REQUIRED TASK -> Please give the data below again in full, exactly as it stands.
-------- RECORDS SHOWN
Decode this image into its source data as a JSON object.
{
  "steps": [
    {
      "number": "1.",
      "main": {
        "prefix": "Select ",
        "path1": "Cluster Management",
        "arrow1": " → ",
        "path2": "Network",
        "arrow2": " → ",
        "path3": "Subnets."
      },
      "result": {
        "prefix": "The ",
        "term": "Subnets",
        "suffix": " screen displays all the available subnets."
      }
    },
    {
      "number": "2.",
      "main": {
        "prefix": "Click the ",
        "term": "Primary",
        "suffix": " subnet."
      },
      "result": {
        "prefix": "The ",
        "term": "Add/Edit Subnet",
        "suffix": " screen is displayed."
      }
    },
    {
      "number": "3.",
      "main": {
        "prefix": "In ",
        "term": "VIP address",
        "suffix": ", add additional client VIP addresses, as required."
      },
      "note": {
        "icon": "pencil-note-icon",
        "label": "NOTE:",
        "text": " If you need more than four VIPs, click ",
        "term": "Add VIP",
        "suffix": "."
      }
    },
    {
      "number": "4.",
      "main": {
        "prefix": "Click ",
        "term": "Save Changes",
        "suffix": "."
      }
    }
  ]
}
----------------
TASK OUTPUT ->
Decode this image into its source data as a JSON object.
{
  "steps": [
    {
      "number": "1.",
      "main": {
        "prefix": "Select ",
        "path1": "Cluster Management",
        "arrow1": " → ",
        "path2": "Network",
        "arrow2": " → ",
        "path3": "Subnets."
      },
      "result": {
        "prefix": "The ",
        "term": "Subnets",
        "suffix": " screen displays all the available subnets."
      }
    },
    {
      "number": "2.",
      "main": {
        "prefix": "Click the ",
        "term": "Primary",
        "suffix": " subnet."
      },
      "result": {
        "prefix": "The ",
        "term": "Add/Edit Subnet",
        "suffix": " screen is displayed."
      }
    },
    {
      "number": "3.",
      "main": {
        "prefix": "In ",
        "term": "VIP address",
        "suffix": ", add additional client VIP addresses, as required."
      },
      "note": {
        "icon": "pencil-note-icon",
        "label": "NOTE:",
        "text": " If you need more than four VIPs, click ",
        "term": "Add VIP",
        "suffix": "."
      }
    },
    {
      "number": "4.",
      "main": {
        "prefix": "Click ",
        "term": "Save Changes",
        "suffix": "."
      }
    }
  ]
}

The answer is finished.